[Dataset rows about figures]
_ _ _
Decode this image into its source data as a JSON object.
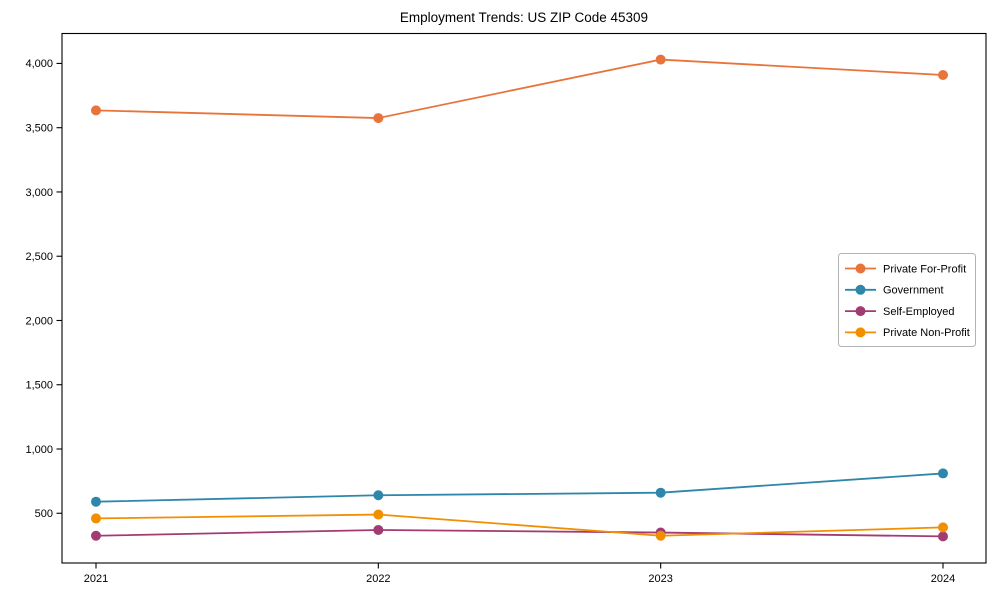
{
  "title": "Employment Trends: US ZIP Code 45309",
  "chart_data": {
    "type": "line",
    "title": "Employment Trends: US ZIP Code 45309",
    "x": [
      2021,
      2022,
      2023,
      2024
    ],
    "xtick_labels": [
      "2021",
      "2022",
      "2023",
      "2024"
    ],
    "yticks": [
      500,
      1000,
      1500,
      2000,
      2500,
      3000,
      3500,
      4000
    ],
    "ytick_labels": [
      "500",
      "1,000",
      "1,500",
      "2,000",
      "2,500",
      "3,000",
      "3,500",
      "4,000"
    ],
    "ylim": [
      113,
      4233
    ],
    "xlabel": "",
    "ylabel": "",
    "grid": false,
    "legend_position": "center-right",
    "background": "#ffffff",
    "axis_color": "#000000",
    "legend_border_color": "#b3b3b3",
    "series": [
      {
        "name": "Private For-Profit",
        "color": "#E8743B",
        "values": [
          3635,
          3575,
          4030,
          3910
        ]
      },
      {
        "name": "Government",
        "color": "#2E86AB",
        "values": [
          590,
          640,
          660,
          810
        ]
      },
      {
        "name": "Self-Employed",
        "color": "#A23B72",
        "values": [
          325,
          370,
          350,
          320
        ]
      },
      {
        "name": "Private Non-Profit",
        "color": "#F18F01",
        "values": [
          460,
          490,
          325,
          390
        ]
      }
    ]
  }
}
_ _ _
*Exercise requirements:*
Copy out the records above in full, exactly as written, but not the pictures.

*Solution for this task:*
Decode this image into its source data as a JSON object.
{
  "title": "Employment Trends: US ZIP Code 45309",
  "chart_data": {
    "type": "line",
    "title": "Employment Trends: US ZIP Code 45309",
    "x": [
      2021,
      2022,
      2023,
      2024
    ],
    "xtick_labels": [
      "2021",
      "2022",
      "2023",
      "2024"
    ],
    "yticks": [
      500,
      1000,
      1500,
      2000,
      2500,
      3000,
      3500,
      4000
    ],
    "ytick_labels": [
      "500",
      "1,000",
      "1,500",
      "2,000",
      "2,500",
      "3,000",
      "3,500",
      "4,000"
    ],
    "ylim": [
      113,
      4233
    ],
    "xlabel": "",
    "ylabel": "",
    "grid": false,
    "legend_position": "center-right",
    "background": "#ffffff",
    "axis_color": "#000000",
    "legend_border_color": "#b3b3b3",
    "series": [
      {
        "name": "Private For-Profit",
        "color": "#E8743B",
        "values": [
          3635,
          3575,
          4030,
          3910
        ]
      },
      {
        "name": "Government",
        "color": "#2E86AB",
        "values": [
          590,
          640,
          660,
          810
        ]
      },
      {
        "name": "Self-Employed",
        "color": "#A23B72",
        "values": [
          325,
          370,
          350,
          320
        ]
      },
      {
        "name": "Private Non-Profit",
        "color": "#F18F01",
        "values": [
          460,
          490,
          325,
          390
        ]
      }
    ]
  }
}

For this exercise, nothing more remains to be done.